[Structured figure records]
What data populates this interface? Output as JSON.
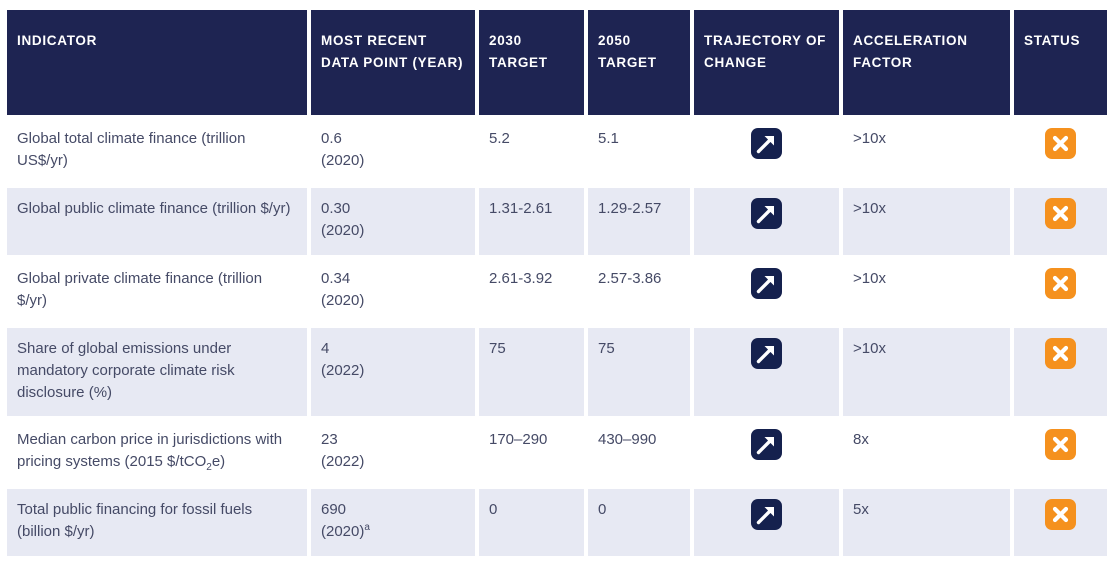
{
  "colors": {
    "header_bg": "#1e2452",
    "header_text": "#ffffff",
    "row_bg": "#ffffff",
    "row_alt_bg": "#e7e9f3",
    "body_text": "#454a66",
    "trajectory_icon_bg": "#15214e",
    "status_icon_bg": "#f5911e",
    "icon_glyph": "#ffffff"
  },
  "icons": {
    "trajectory_up_icon": "↗",
    "status_off_track_icon": "✕"
  },
  "chart_data": {
    "type": "table",
    "columns": [
      "INDICATOR",
      "MOST RECENT DATA POINT (YEAR)",
      "2030 TARGET",
      "2050 TARGET",
      "TRAJECTORY OF CHANGE",
      "ACCELERATION FACTOR",
      "STATUS"
    ],
    "rows": [
      {
        "indicator": "Global total climate finance (trillion US$/yr)",
        "most_recent_value": "0.6",
        "most_recent_year": "(2020)",
        "target_2030": "5.2",
        "target_2050": "5.1",
        "trajectory_of_change": "increasing",
        "acceleration_factor": ">10x",
        "status": "off-track"
      },
      {
        "indicator": "Global public climate finance (trillion $/yr)",
        "most_recent_value": "0.30",
        "most_recent_year": "(2020)",
        "target_2030": "1.31-2.61",
        "target_2050": "1.29-2.57",
        "trajectory_of_change": "increasing",
        "acceleration_factor": ">10x",
        "status": "off-track"
      },
      {
        "indicator": "Global private climate finance (trillion $/yr)",
        "most_recent_value": "0.34",
        "most_recent_year": "(2020)",
        "target_2030": "2.61-3.92",
        "target_2050": "2.57-3.86",
        "trajectory_of_change": "increasing",
        "acceleration_factor": ">10x",
        "status": "off-track"
      },
      {
        "indicator": "Share of global emissions under mandatory corporate climate risk disclosure (%)",
        "most_recent_value": "4",
        "most_recent_year": "(2022)",
        "target_2030": "75",
        "target_2050": "75",
        "trajectory_of_change": "increasing",
        "acceleration_factor": ">10x",
        "status": "off-track"
      },
      {
        "indicator_rich": [
          {
            "t": "Median carbon price in jurisdictions with pricing systems (2015 $/tCO"
          },
          {
            "t": "2",
            "sub": true
          },
          {
            "t": "e)"
          }
        ],
        "most_recent_value": "23",
        "most_recent_year": "(2022)",
        "target_2030": "170–290",
        "target_2050": "430–990",
        "trajectory_of_change": "increasing",
        "acceleration_factor": "8x",
        "status": "off-track"
      },
      {
        "indicator": "Total public financing for fossil fuels (billion $/yr)",
        "most_recent_value": "690",
        "most_recent_year_rich": [
          {
            "t": "(2020)"
          },
          {
            "t": "a",
            "sup": true
          }
        ],
        "target_2030": "0",
        "target_2050": "0",
        "trajectory_of_change": "increasing",
        "acceleration_factor": "5x",
        "status": "off-track"
      }
    ]
  }
}
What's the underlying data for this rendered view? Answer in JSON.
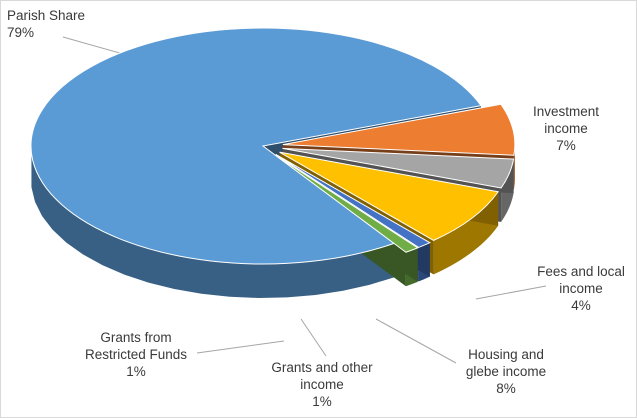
{
  "chart_data": {
    "type": "pie",
    "variant": "3d-exploded",
    "title": "",
    "legend": "none",
    "slices": [
      {
        "label": "Parish Share",
        "value": 79,
        "display": "79%",
        "color": "#5b9bd5"
      },
      {
        "label": "Investment income",
        "value": 7,
        "display": "7%",
        "color": "#ed7d31"
      },
      {
        "label": "Fees and local income",
        "value": 4,
        "display": "4%",
        "color": "#a5a5a5"
      },
      {
        "label": "Housing and glebe income",
        "value": 8,
        "display": "8%",
        "color": "#ffc000"
      },
      {
        "label": "Grants and other income",
        "value": 1,
        "display": "1%",
        "color": "#4472c4"
      },
      {
        "label": "Grants from Restricted Funds",
        "value": 1,
        "display": "1%",
        "color": "#70ad47"
      }
    ]
  },
  "labels": {
    "parish": {
      "line1": "Parish Share",
      "line2": "",
      "pct": "79%"
    },
    "investment": {
      "line1": "Investment",
      "line2": "income",
      "pct": "7%"
    },
    "fees": {
      "line1": "Fees and local",
      "line2": "income",
      "pct": "4%"
    },
    "housing": {
      "line1": "Housing and",
      "line2": "glebe income",
      "pct": "8%"
    },
    "grants_other": {
      "line1": "Grants and other",
      "line2": "income",
      "pct": "1%"
    },
    "grants_restricted": {
      "line1": "Grants from",
      "line2": "Restricted Funds",
      "pct": "1%"
    }
  }
}
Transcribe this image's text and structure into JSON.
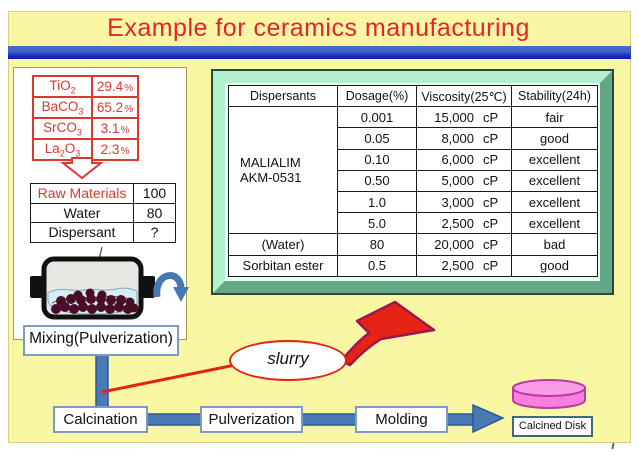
{
  "slide": {
    "title": "Example for ceramics manufacturing"
  },
  "composition_table": {
    "rows": [
      {
        "formula": [
          {
            "t": "TiO"
          },
          {
            "t": "2",
            "sub": true
          }
        ],
        "value": "29.4",
        "unit": "%"
      },
      {
        "formula": [
          {
            "t": "BaCO"
          },
          {
            "t": "3",
            "sub": true
          }
        ],
        "value": "65.2",
        "unit": "%"
      },
      {
        "formula": [
          {
            "t": "SrCO"
          },
          {
            "t": "3",
            "sub": true
          }
        ],
        "value": "3.1",
        "unit": "%"
      },
      {
        "formula": [
          {
            "t": "La"
          },
          {
            "t": "2",
            "sub": true
          },
          {
            "t": "O"
          },
          {
            "t": "3",
            "sub": true
          }
        ],
        "value": "2.3",
        "unit": "%"
      }
    ]
  },
  "recipe_table": {
    "rows": [
      {
        "label": "Raw Materials",
        "value": "100"
      },
      {
        "label": "Water",
        "value": "80"
      },
      {
        "label": "Dispersant",
        "value": "?"
      }
    ]
  },
  "mixing_label": "Mixing(Pulverization)",
  "dispersant_table": {
    "headers": [
      "Dispersants",
      "Dosage(%)",
      "Viscosity(25℃)",
      "Stability(24h)"
    ],
    "group": {
      "line1": "MALIALIM",
      "line2": "AKM-0531"
    },
    "rows": [
      {
        "dosage": "0.001",
        "viscosity": "15,000",
        "unit": "cP",
        "stability": "fair"
      },
      {
        "dosage": "0.05",
        "viscosity": "8,000",
        "unit": "cP",
        "stability": "good"
      },
      {
        "dosage": "0.10",
        "viscosity": "6,000",
        "unit": "cP",
        "stability": "excellent"
      },
      {
        "dosage": "0.50",
        "viscosity": "5,000",
        "unit": "cP",
        "stability": "excellent"
      },
      {
        "dosage": "1.0",
        "viscosity": "3,000",
        "unit": "cP",
        "stability": "excellent"
      },
      {
        "dosage": "5.0",
        "viscosity": "2,500",
        "unit": "cP",
        "stability": "excellent"
      },
      {
        "dispersant": "(Water)",
        "dosage": "80",
        "viscosity": "20,000",
        "unit": "cP",
        "stability": "bad"
      },
      {
        "dispersant": "Sorbitan ester",
        "dosage": "0.5",
        "viscosity": "2,500",
        "unit": "cP",
        "stability": "good"
      }
    ]
  },
  "slurry_label": "slurry",
  "flow": {
    "steps": [
      "Calcination",
      "Pulverization",
      "Molding"
    ],
    "result": "Calcined Disk"
  },
  "colors": {
    "accent_red": "#e42313",
    "connector_blue": "#4a7ab5",
    "panel_green_light": "#b2efcf",
    "panel_green_dark": "#63a886",
    "slide_yellow": "#f9f6a4",
    "disk_pink": "#fa96e6"
  }
}
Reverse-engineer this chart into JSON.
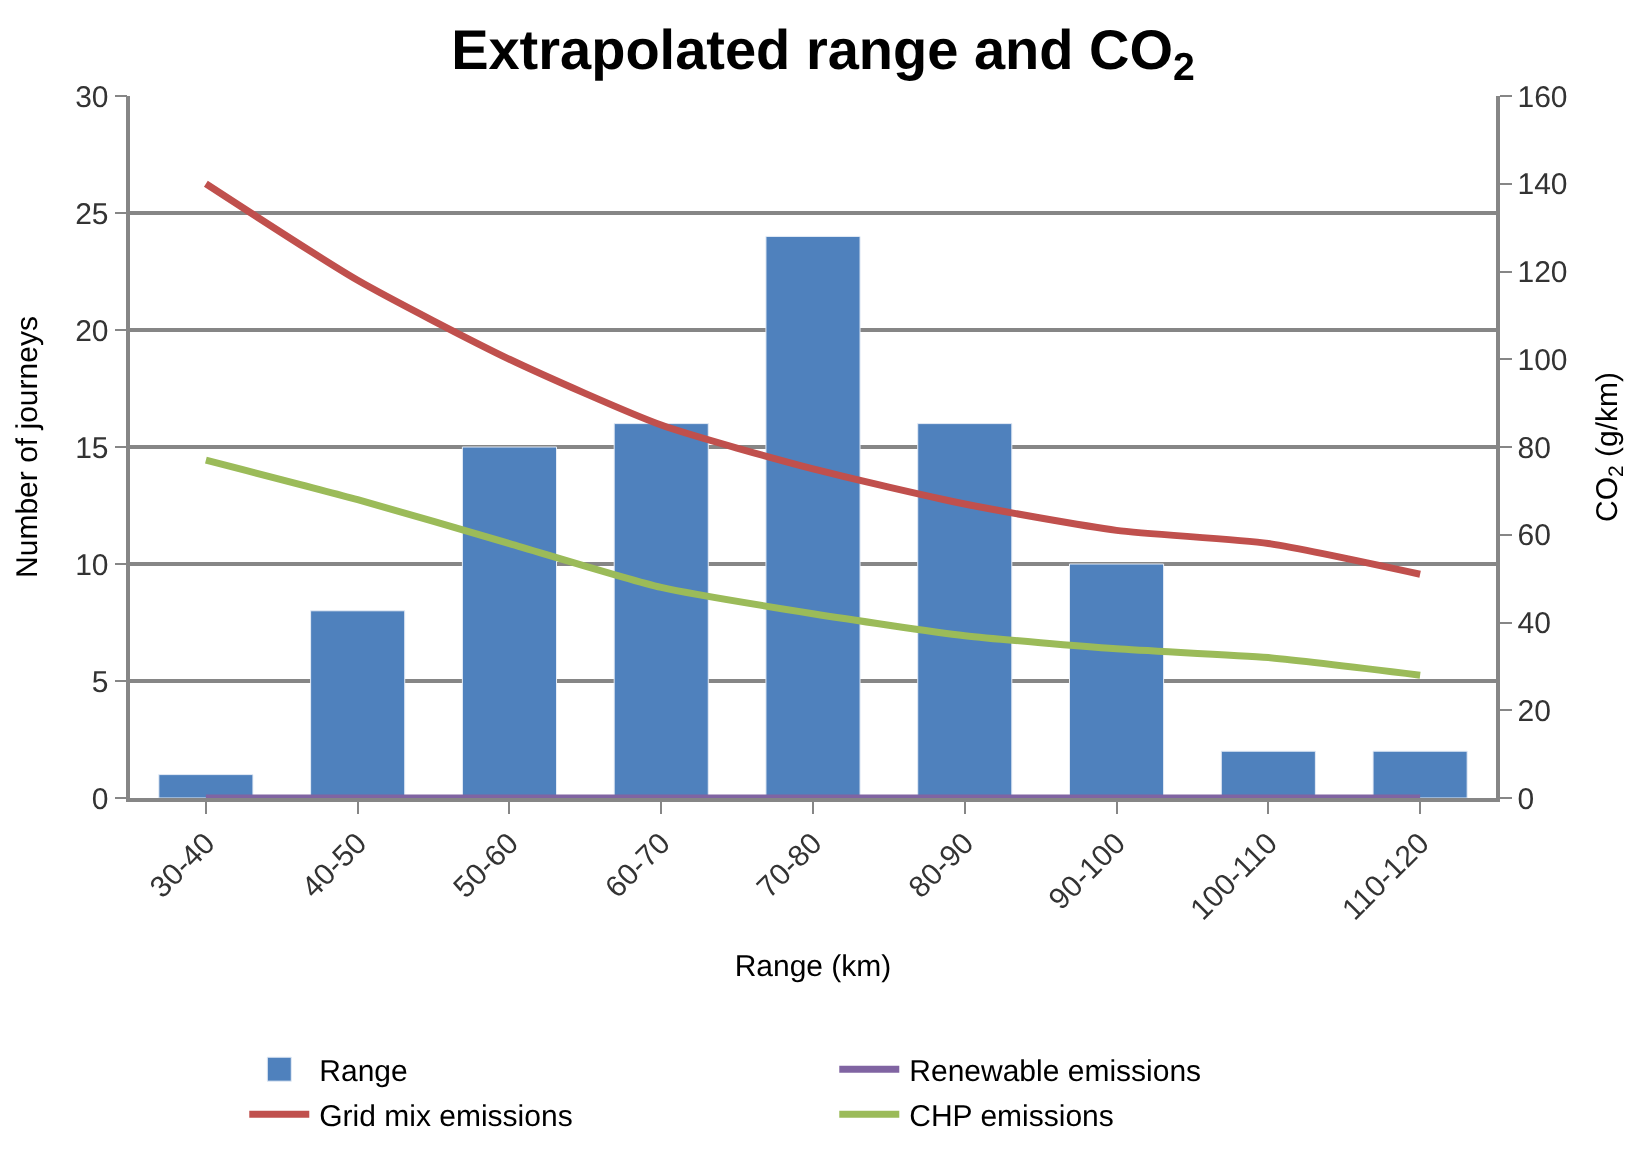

The request: Without including the pictures, reproduce all entries exactly.

Problem solution:
What data populates this interface? Output as JSON.
{
  "colors": {
    "header_bg": "#1e2452",
    "header_text": "#ffffff",
    "row_bg": "#ffffff",
    "row_alt_bg": "#e7e9f3",
    "body_text": "#454a66",
    "trajectory_icon_bg": "#15214e",
    "status_icon_bg": "#f5911e",
    "icon_glyph": "#ffffff"
  },
  "icons": {
    "trajectory_up_icon": "↗",
    "status_off_track_icon": "✕"
  },
  "chart_data": {
    "type": "table",
    "columns": [
      "INDICATOR",
      "MOST RECENT DATA POINT (YEAR)",
      "2030 TARGET",
      "2050 TARGET",
      "TRAJECTORY OF CHANGE",
      "ACCELERATION FACTOR",
      "STATUS"
    ],
    "rows": [
      {
        "indicator": "Global total climate finance (trillion US$/yr)",
        "most_recent_value": "0.6",
        "most_recent_year": "(2020)",
        "target_2030": "5.2",
        "target_2050": "5.1",
        "trajectory_of_change": "increasing",
        "acceleration_factor": ">10x",
        "status": "off-track"
      },
      {
        "indicator": "Global public climate finance (trillion $/yr)",
        "most_recent_value": "0.30",
        "most_recent_year": "(2020)",
        "target_2030": "1.31-2.61",
        "target_2050": "1.29-2.57",
        "trajectory_of_change": "increasing",
        "acceleration_factor": ">10x",
        "status": "off-track"
      },
      {
        "indicator": "Global private climate finance (trillion $/yr)",
        "most_recent_value": "0.34",
        "most_recent_year": "(2020)",
        "target_2030": "2.61-3.92",
        "target_2050": "2.57-3.86",
        "trajectory_of_change": "increasing",
        "acceleration_factor": ">10x",
        "status": "off-track"
      },
      {
        "indicator": "Share of global emissions under mandatory corporate climate risk disclosure (%)",
        "most_recent_value": "4",
        "most_recent_year": "(2022)",
        "target_2030": "75",
        "target_2050": "75",
        "trajectory_of_change": "increasing",
        "acceleration_factor": ">10x",
        "status": "off-track"
      },
      {
        "indicator_rich": [
          {
            "t": "Median carbon price in jurisdictions with pricing systems (2015 $/tCO"
          },
          {
            "t": "2",
            "sub": true
          },
          {
            "t": "e)"
          }
        ],
        "most_recent_value": "23",
        "most_recent_year": "(2022)",
        "target_2030": "170–290",
        "target_2050": "430–990",
        "trajectory_of_change": "increasing",
        "acceleration_factor": "8x",
        "status": "off-track"
      },
      {
        "indicator": "Total public financing for fossil fuels (billion $/yr)",
        "most_recent_value": "690",
        "most_recent_year_rich": [
          {
            "t": "(2020)"
          },
          {
            "t": "a",
            "sup": true
          }
        ],
        "target_2030": "0",
        "target_2050": "0",
        "trajectory_of_change": "increasing",
        "acceleration_factor": "5x",
        "status": "off-track"
      }
    ]
  }
}
What's the underlying data for this rendered view? Answer in JSON.
{
  "chart_data": {
    "type": "pie",
    "variant": "3d-exploded",
    "title": "",
    "legend": "none",
    "slices": [
      {
        "label": "Parish Share",
        "value": 79,
        "display": "79%",
        "color": "#5b9bd5"
      },
      {
        "label": "Investment income",
        "value": 7,
        "display": "7%",
        "color": "#ed7d31"
      },
      {
        "label": "Fees and local income",
        "value": 4,
        "display": "4%",
        "color": "#a5a5a5"
      },
      {
        "label": "Housing and glebe income",
        "value": 8,
        "display": "8%",
        "color": "#ffc000"
      },
      {
        "label": "Grants and other income",
        "value": 1,
        "display": "1%",
        "color": "#4472c4"
      },
      {
        "label": "Grants from Restricted Funds",
        "value": 1,
        "display": "1%",
        "color": "#70ad47"
      }
    ]
  },
  "labels": {
    "parish": {
      "line1": "Parish Share",
      "line2": "",
      "pct": "79%"
    },
    "investment": {
      "line1": "Investment",
      "line2": "income",
      "pct": "7%"
    },
    "fees": {
      "line1": "Fees and local",
      "line2": "income",
      "pct": "4%"
    },
    "housing": {
      "line1": "Housing and",
      "line2": "glebe income",
      "pct": "8%"
    },
    "grants_other": {
      "line1": "Grants and other",
      "line2": "income",
      "pct": "1%"
    },
    "grants_restricted": {
      "line1": "Grants from",
      "line2": "Restricted Funds",
      "pct": "1%"
    }
  }
}
Transcribe this image's text and structure into JSON.
{
  "slide": {
    "title": "Example for ceramics manufacturing"
  },
  "composition_table": {
    "rows": [
      {
        "formula": [
          {
            "t": "TiO"
          },
          {
            "t": "2",
            "sub": true
          }
        ],
        "value": "29.4",
        "unit": "%"
      },
      {
        "formula": [
          {
            "t": "BaCO"
          },
          {
            "t": "3",
            "sub": true
          }
        ],
        "value": "65.2",
        "unit": "%"
      },
      {
        "formula": [
          {
            "t": "SrCO"
          },
          {
            "t": "3",
            "sub": true
          }
        ],
        "value": "3.1",
        "unit": "%"
      },
      {
        "formula": [
          {
            "t": "La"
          },
          {
            "t": "2",
            "sub": true
          },
          {
            "t": "O"
          },
          {
            "t": "3",
            "sub": true
          }
        ],
        "value": "2.3",
        "unit": "%"
      }
    ]
  },
  "recipe_table": {
    "rows": [
      {
        "label": "Raw Materials",
        "value": "100"
      },
      {
        "label": "Water",
        "value": "80"
      },
      {
        "label": "Dispersant",
        "value": "?"
      }
    ]
  },
  "mixing_label": "Mixing(Pulverization)",
  "dispersant_table": {
    "headers": [
      "Dispersants",
      "Dosage(%)",
      "Viscosity(25℃)",
      "Stability(24h)"
    ],
    "group": {
      "line1": "MALIALIM",
      "line2": "AKM-0531"
    },
    "rows": [
      {
        "dosage": "0.001",
        "viscosity": "15,000",
        "unit": "cP",
        "stability": "fair"
      },
      {
        "dosage": "0.05",
        "viscosity": "8,000",
        "unit": "cP",
        "stability": "good"
      },
      {
        "dosage": "0.10",
        "viscosity": "6,000",
        "unit": "cP",
        "stability": "excellent"
      },
      {
        "dosage": "0.50",
        "viscosity": "5,000",
        "unit": "cP",
        "stability": "excellent"
      },
      {
        "dosage": "1.0",
        "viscosity": "3,000",
        "unit": "cP",
        "stability": "excellent"
      },
      {
        "dosage": "5.0",
        "viscosity": "2,500",
        "unit": "cP",
        "stability": "excellent"
      },
      {
        "dispersant": "(Water)",
        "dosage": "80",
        "viscosity": "20,000",
        "unit": "cP",
        "stability": "bad"
      },
      {
        "dispersant": "Sorbitan ester",
        "dosage": "0.5",
        "viscosity": "2,500",
        "unit": "cP",
        "stability": "good"
      }
    ]
  },
  "slurry_label": "slurry",
  "flow": {
    "steps": [
      "Calcination",
      "Pulverization",
      "Molding"
    ],
    "result": "Calcined Disk"
  },
  "colors": {
    "accent_red": "#e42313",
    "connector_blue": "#4a7ab5",
    "panel_green_light": "#b2efcf",
    "panel_green_dark": "#63a886",
    "slide_yellow": "#f9f6a4",
    "disk_pink": "#fa96e6"
  }
}
Reverse-engineer this chart into JSON.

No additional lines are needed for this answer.